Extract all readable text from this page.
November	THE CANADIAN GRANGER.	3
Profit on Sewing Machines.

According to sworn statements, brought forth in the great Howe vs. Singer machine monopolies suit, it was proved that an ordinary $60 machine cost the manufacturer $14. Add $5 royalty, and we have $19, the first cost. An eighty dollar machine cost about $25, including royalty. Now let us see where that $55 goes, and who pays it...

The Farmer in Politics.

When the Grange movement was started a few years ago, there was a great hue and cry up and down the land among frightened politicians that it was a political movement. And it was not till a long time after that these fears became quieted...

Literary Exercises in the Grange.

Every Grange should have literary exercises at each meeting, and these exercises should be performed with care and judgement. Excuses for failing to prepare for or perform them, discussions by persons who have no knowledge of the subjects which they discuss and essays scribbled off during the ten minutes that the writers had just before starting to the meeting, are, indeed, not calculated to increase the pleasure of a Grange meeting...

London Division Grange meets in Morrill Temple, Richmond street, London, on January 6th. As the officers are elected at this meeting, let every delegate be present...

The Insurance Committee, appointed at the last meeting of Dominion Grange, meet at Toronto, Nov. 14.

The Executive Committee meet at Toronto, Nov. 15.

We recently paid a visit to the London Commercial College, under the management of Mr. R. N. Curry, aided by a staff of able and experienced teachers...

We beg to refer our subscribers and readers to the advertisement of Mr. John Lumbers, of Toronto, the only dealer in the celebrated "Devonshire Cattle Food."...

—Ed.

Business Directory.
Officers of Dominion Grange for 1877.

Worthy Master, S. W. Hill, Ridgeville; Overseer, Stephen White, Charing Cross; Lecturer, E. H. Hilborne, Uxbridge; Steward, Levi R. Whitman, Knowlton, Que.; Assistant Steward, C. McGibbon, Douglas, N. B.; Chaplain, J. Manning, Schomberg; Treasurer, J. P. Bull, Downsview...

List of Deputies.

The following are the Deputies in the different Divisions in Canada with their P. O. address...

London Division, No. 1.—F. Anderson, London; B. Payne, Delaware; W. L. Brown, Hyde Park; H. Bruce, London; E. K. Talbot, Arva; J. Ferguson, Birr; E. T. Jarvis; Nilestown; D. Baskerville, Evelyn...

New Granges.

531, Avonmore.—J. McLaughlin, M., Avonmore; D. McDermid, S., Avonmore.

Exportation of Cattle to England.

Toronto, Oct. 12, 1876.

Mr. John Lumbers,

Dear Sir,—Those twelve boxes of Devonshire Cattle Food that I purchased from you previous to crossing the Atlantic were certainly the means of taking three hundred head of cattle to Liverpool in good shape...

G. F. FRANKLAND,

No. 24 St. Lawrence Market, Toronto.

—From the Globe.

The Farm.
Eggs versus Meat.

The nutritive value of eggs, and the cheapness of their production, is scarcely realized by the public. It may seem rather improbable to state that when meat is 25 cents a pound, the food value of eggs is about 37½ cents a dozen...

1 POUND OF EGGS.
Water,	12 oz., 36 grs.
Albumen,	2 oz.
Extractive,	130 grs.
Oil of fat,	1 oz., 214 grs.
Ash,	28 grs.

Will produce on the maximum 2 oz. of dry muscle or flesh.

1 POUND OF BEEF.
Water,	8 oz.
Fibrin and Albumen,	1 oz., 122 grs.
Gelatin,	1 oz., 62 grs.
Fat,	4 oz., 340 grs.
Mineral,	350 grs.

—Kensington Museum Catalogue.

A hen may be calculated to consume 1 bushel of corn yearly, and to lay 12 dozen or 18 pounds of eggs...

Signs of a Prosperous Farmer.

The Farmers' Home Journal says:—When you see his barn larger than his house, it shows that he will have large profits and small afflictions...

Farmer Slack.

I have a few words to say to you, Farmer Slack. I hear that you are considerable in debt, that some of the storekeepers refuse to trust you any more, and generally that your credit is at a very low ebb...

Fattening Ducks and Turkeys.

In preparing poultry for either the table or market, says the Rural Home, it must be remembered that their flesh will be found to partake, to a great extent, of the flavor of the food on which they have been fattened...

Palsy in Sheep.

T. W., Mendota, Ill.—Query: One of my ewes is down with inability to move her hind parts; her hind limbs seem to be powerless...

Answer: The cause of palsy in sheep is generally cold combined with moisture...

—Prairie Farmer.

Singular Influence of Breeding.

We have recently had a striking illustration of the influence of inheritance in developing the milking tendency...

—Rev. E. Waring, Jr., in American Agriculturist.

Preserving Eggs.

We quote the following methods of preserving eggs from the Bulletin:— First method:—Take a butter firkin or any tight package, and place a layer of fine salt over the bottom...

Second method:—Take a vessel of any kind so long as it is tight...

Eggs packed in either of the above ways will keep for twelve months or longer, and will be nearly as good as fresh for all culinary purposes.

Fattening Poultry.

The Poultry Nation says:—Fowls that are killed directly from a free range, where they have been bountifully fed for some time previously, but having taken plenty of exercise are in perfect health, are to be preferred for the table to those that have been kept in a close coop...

++++++

### Given exercise
Say how many lines in the records hold "method", with the number as the whole reply.

### Solution for this problem
2